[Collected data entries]
☆ ☆ ☆ ☆ ☆ ☆ ☆
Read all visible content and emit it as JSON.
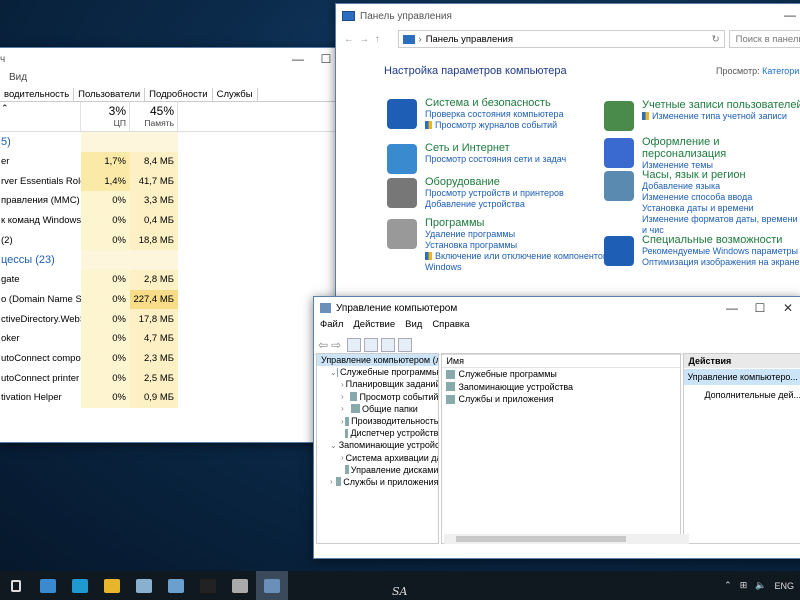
{
  "task_manager": {
    "title_partial": "ч",
    "menu_view": "Вид",
    "tabs": [
      "водительность",
      "Пользователи",
      "Подробности",
      "Службы"
    ],
    "cpu_pct": "3%",
    "cpu_label": "ЦП",
    "mem_pct": "45%",
    "mem_label": "Память",
    "rows": [
      {
        "name": "5)",
        "cpu": "",
        "mem": "",
        "group": true
      },
      {
        "name": "er",
        "cpu": "1,7%",
        "mem": "8,4 МБ"
      },
      {
        "name": "rver Essentials Role ...",
        "cpu": "1,4%",
        "mem": "41,7 МБ"
      },
      {
        "name": "правления (MMC)",
        "cpu": "0%",
        "mem": "3,3 МБ"
      },
      {
        "name": "к команд Windows",
        "cpu": "0%",
        "mem": "0,4 МБ"
      },
      {
        "name": "(2)",
        "cpu": "0%",
        "mem": "18,8 МБ"
      },
      {
        "name": "цессы (23)",
        "cpu": "",
        "mem": "",
        "group": true
      },
      {
        "name": "gate",
        "cpu": "0%",
        "mem": "2,8 МБ"
      },
      {
        "name": "o (Domain Name Sy...",
        "cpu": "0%",
        "mem": "227,4 МБ"
      },
      {
        "name": "ctiveDirectory.WebS...",
        "cpu": "0%",
        "mem": "17,8 МБ"
      },
      {
        "name": "oker",
        "cpu": "0%",
        "mem": "4,7 МБ"
      },
      {
        "name": "utoConnect compo...",
        "cpu": "0%",
        "mem": "2,3 МБ"
      },
      {
        "name": "utoConnect printer ...",
        "cpu": "0%",
        "mem": "2,5 МБ"
      },
      {
        "name": "tivation Helper",
        "cpu": "0%",
        "mem": "0,9 МБ"
      }
    ]
  },
  "control_panel": {
    "title": "Панель управления",
    "address": "Панель управления",
    "search_placeholder": "Поиск в панели упр",
    "heading": "Настройка параметров компьютера",
    "view_by_label": "Просмотр:",
    "view_by_value": "Категория",
    "categories_left": [
      {
        "title": "Система и безопасность",
        "links": [
          "Проверка состояния компьютера",
          "Просмотр журналов событий"
        ],
        "shields": [
          false,
          true
        ],
        "color": "#1e5fb5"
      },
      {
        "title": "Сеть и Интернет",
        "links": [
          "Просмотр состояния сети и задач"
        ],
        "shields": [
          false
        ],
        "color": "#3a8ad0"
      },
      {
        "title": "Оборудование",
        "links": [
          "Просмотр устройств и принтеров",
          "Добавление устройства"
        ],
        "shields": [
          false,
          false
        ],
        "color": "#777777"
      },
      {
        "title": "Программы",
        "links": [
          "Удаление программы",
          "Установка программы",
          "Включение или отключение компонентов",
          "Windows"
        ],
        "shields": [
          false,
          false,
          true,
          false
        ],
        "color": "#999999"
      }
    ],
    "categories_right": [
      {
        "title": "Учетные записи пользователей",
        "links": [
          "Изменение типа учетной записи"
        ],
        "shields": [
          true
        ],
        "color": "#4a8a4a"
      },
      {
        "title": "Оформление и персонализация",
        "links": [
          "Изменение темы"
        ],
        "shields": [
          false
        ],
        "color": "#3a6ad0"
      },
      {
        "title": "Часы, язык и регион",
        "links": [
          "Добавление языка",
          "Изменение способа ввода",
          "Установка даты и времени",
          "Изменение форматов даты, времени и чис"
        ],
        "shields": [
          false,
          false,
          false,
          false
        ],
        "color": "#5a8ab0"
      },
      {
        "title": "Специальные возможности",
        "links": [
          "Рекомендуемые Windows параметры",
          "Оптимизация изображения на экране"
        ],
        "shields": [
          false,
          false
        ],
        "color": "#1e5fb5"
      }
    ]
  },
  "computer_management": {
    "title": "Управление компьютером",
    "menu": [
      "Файл",
      "Действие",
      "Вид",
      "Справка"
    ],
    "tree": [
      {
        "label": "Управление компьютером (л",
        "level": 0,
        "arrow": "",
        "selected": true
      },
      {
        "label": "Служебные программы",
        "level": 1,
        "arrow": "⌄"
      },
      {
        "label": "Планировщик заданий",
        "level": 2,
        "arrow": "›"
      },
      {
        "label": "Просмотр событий",
        "level": 2,
        "arrow": "›"
      },
      {
        "label": "Общие папки",
        "level": 2,
        "arrow": "›"
      },
      {
        "label": "Производительность",
        "level": 2,
        "arrow": "›"
      },
      {
        "label": "Диспетчер устройств",
        "level": 2,
        "arrow": ""
      },
      {
        "label": "Запоминающие устройст",
        "level": 1,
        "arrow": "⌄"
      },
      {
        "label": "Система архивации да",
        "level": 2,
        "arrow": "›"
      },
      {
        "label": "Управление дисками",
        "level": 2,
        "arrow": ""
      },
      {
        "label": "Службы и приложения",
        "level": 1,
        "arrow": "›"
      }
    ],
    "list_header": "Имя",
    "list_items": [
      "Служебные программы",
      "Запоминающие устройства",
      "Службы и приложения"
    ],
    "actions_header": "Действия",
    "actions_selected": "Управление компьютеро...",
    "actions_more": "Дополнительные дей..."
  },
  "taskbar": {
    "sa_label": "SA",
    "lang": "ENG",
    "icons": [
      "start-icon",
      "server-manager-icon",
      "ie-icon",
      "explorer-icon",
      "admin-tools-icon",
      "computer-management-icon",
      "cmd-icon",
      "device-icon",
      "task-manager-icon"
    ]
  }
}
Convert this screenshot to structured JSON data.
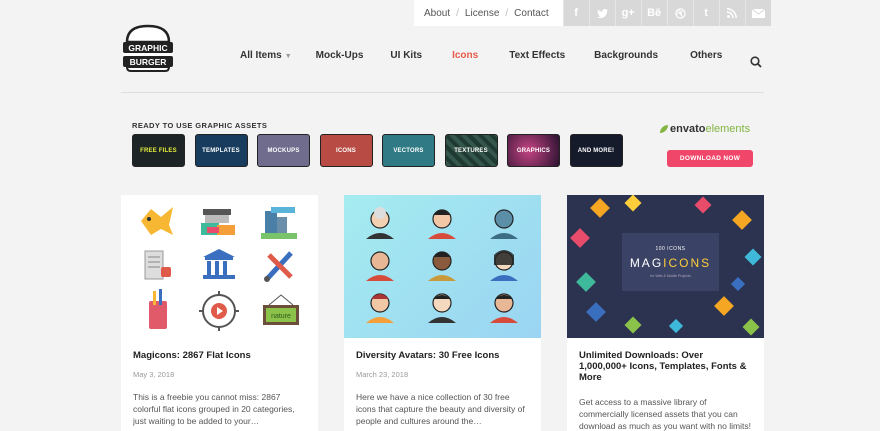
{
  "topbar": {
    "links": [
      "About",
      "License",
      "Contact"
    ],
    "socials": [
      "f",
      "twitter",
      "g+",
      "Bē",
      "dribbble",
      "t",
      "rss",
      "mail"
    ]
  },
  "logo": {
    "line1": "GRAPHIC",
    "line2": "BURGER"
  },
  "nav": {
    "items": [
      "All Items",
      "Mock-Ups",
      "UI Kits",
      "Icons",
      "Text Effects",
      "Backgrounds",
      "Others"
    ],
    "active": "Icons"
  },
  "promo": {
    "title": "READY TO USE GRAPHIC ASSETS",
    "tiles": [
      "FREE FILES",
      "TEMPLATES",
      "MOCKUPS",
      "ICONS",
      "VECTORS",
      "TEXTURES",
      "GRAPHICS",
      "AND MORE!"
    ],
    "envato_prefix": "envato",
    "envato_suffix": "elements",
    "download": "DOWNLOAD NOW"
  },
  "cards": [
    {
      "title": "Magicons: 2867 Flat Icons",
      "date": "May 3, 2018",
      "excerpt": "This is a freebie you cannot miss: 2867 colorful flat icons grouped in 20 categories, just waiting to be added to your…",
      "thumb_text": "nature"
    },
    {
      "title": "Diversity Avatars: 30 Free Icons",
      "date": "March 23, 2018",
      "excerpt": "Here we have a nice collection of 30 free icons that capture the beauty and diversity of people and cultures around the…"
    },
    {
      "title": "Unlimited Downloads: Over 1,000,000+ Icons, Templates, Fonts & More",
      "date": "",
      "excerpt": "Get access to a massive library of commercially licensed assets that you can download as much as you want with no limits!",
      "thumb_small": "100 ICONS",
      "thumb_big_a": "MAG",
      "thumb_big_b": "ICONS",
      "thumb_tag": "for Web & Mobile Projects"
    }
  ],
  "colors": {
    "accent": "#e65a4a",
    "envato_green": "#82b541",
    "button": "#f0466a"
  }
}
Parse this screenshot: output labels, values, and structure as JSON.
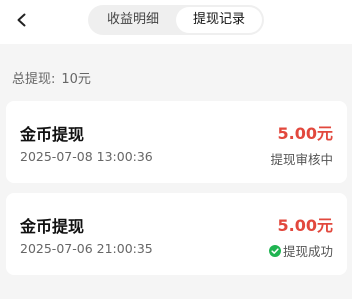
{
  "header": {
    "tabs": [
      {
        "label": "收益明细",
        "active": false
      },
      {
        "label": "提现记录",
        "active": true
      }
    ]
  },
  "summary": {
    "label": "总提现:",
    "value": "10元"
  },
  "records": [
    {
      "title": "金币提现",
      "datetime": "2025-07-08 13:00:36",
      "amount": "5.00元",
      "status": "提现审核中",
      "status_icon": "none"
    },
    {
      "title": "金币提现",
      "datetime": "2025-07-06 21:00:35",
      "amount": "5.00元",
      "status": "提现成功",
      "status_icon": "success-check-icon"
    }
  ],
  "colors": {
    "amount": "#e2483d",
    "success": "#1fb451",
    "background": "#f5f5f5"
  }
}
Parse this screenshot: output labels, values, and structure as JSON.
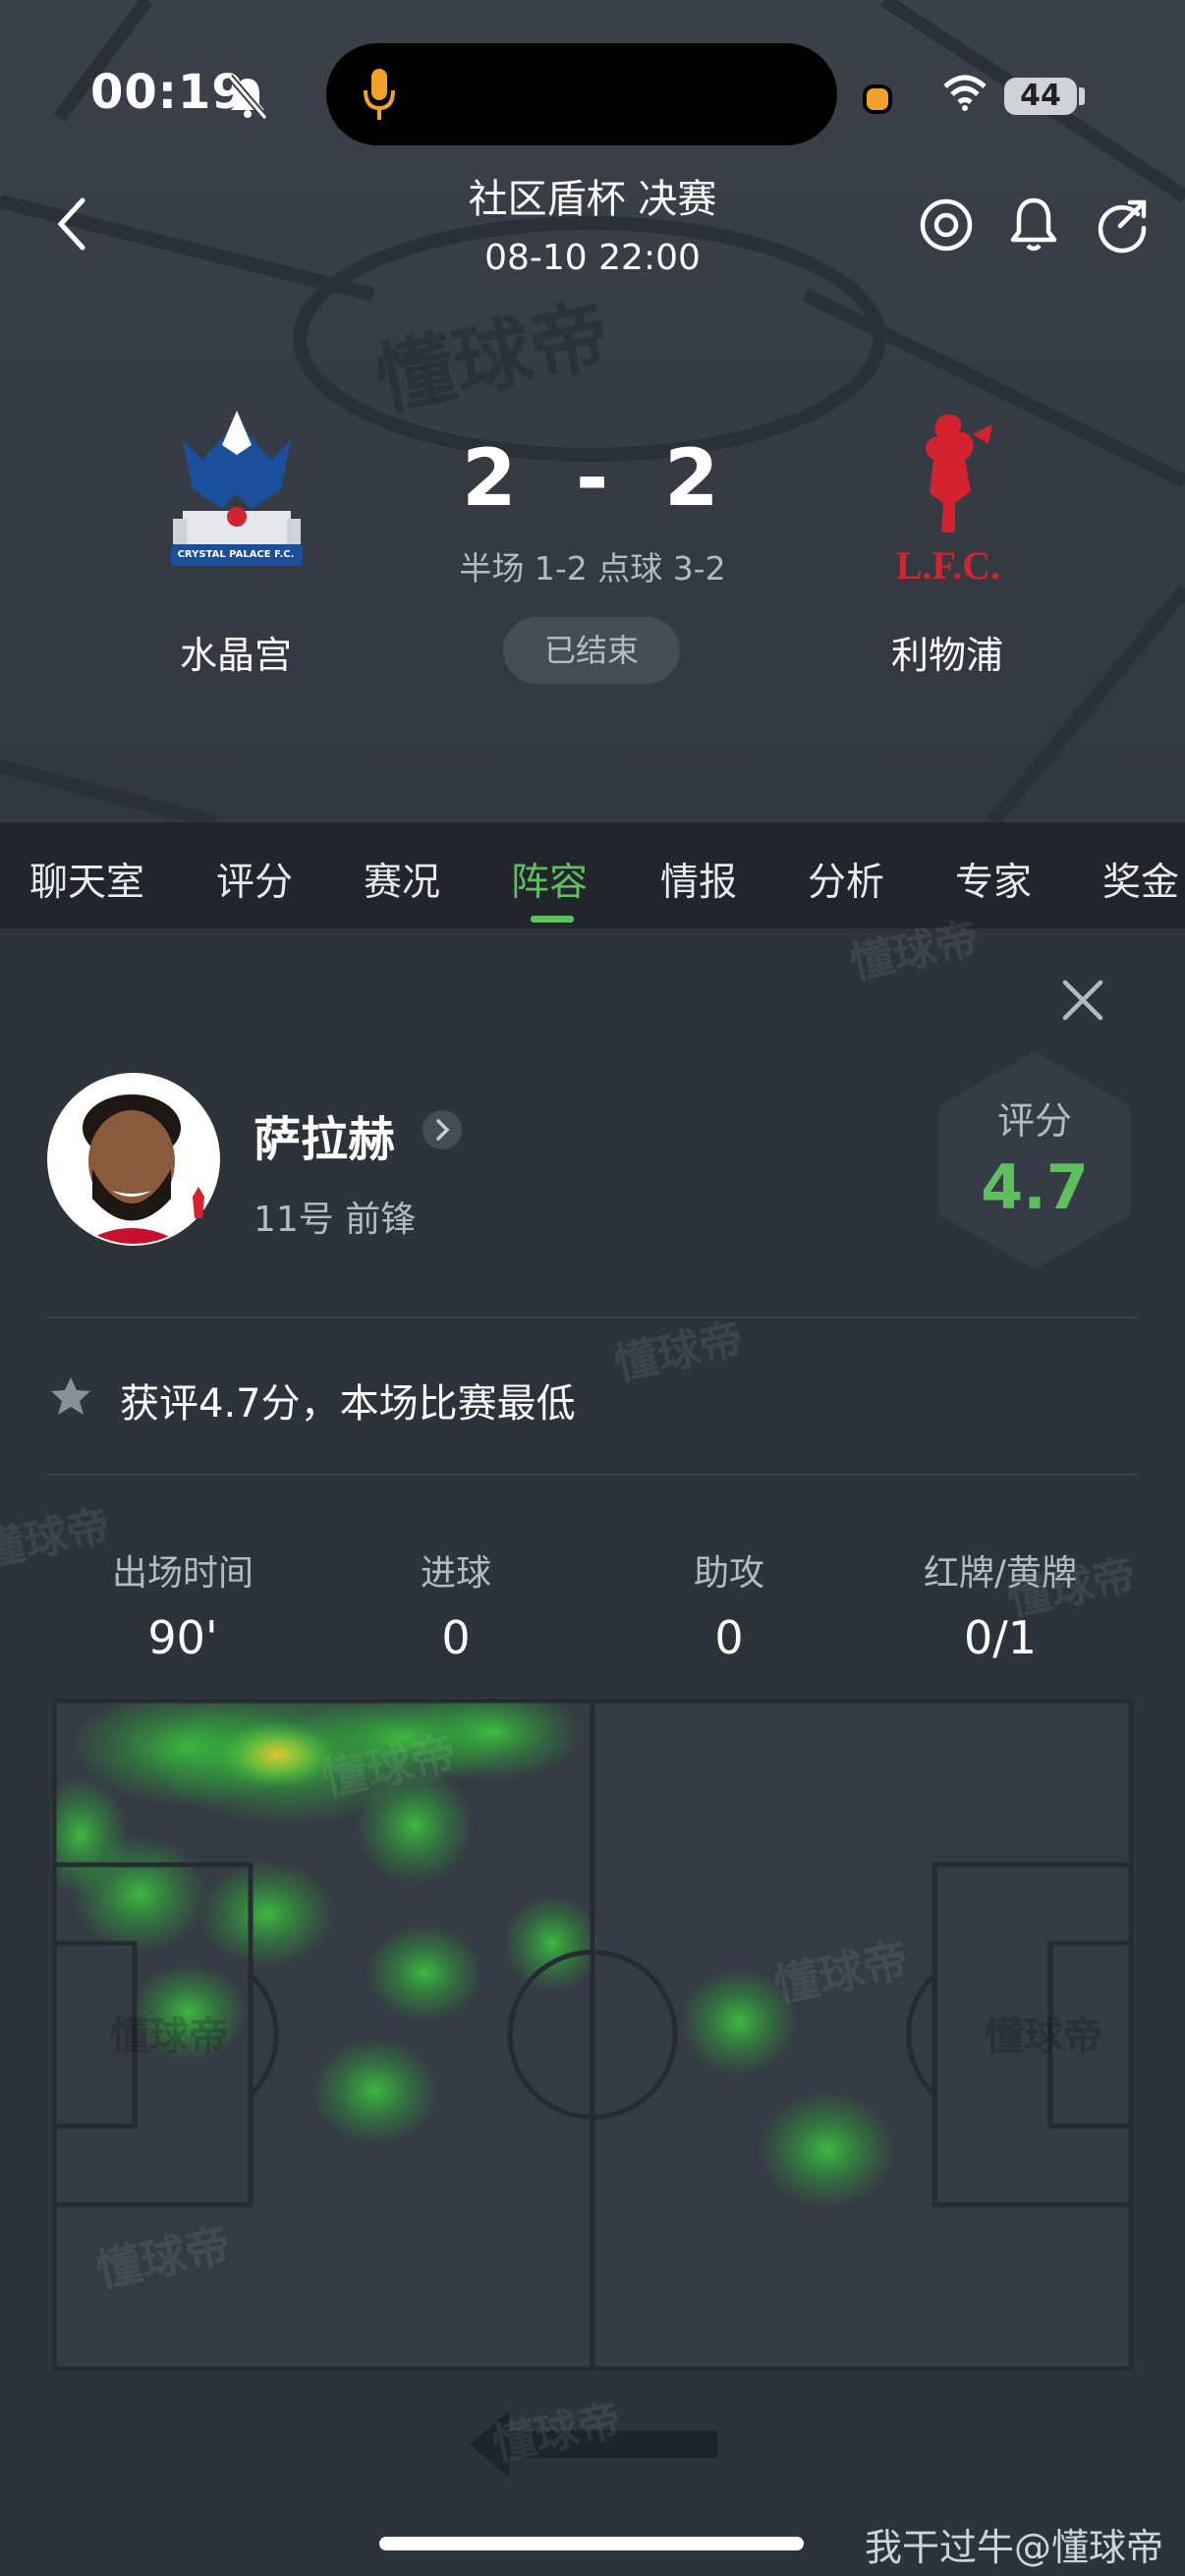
☆ ☆ ☆ ☆ ☆ ☆ ☆
Give only the number of lines in the material above that hold the word "Панель".

2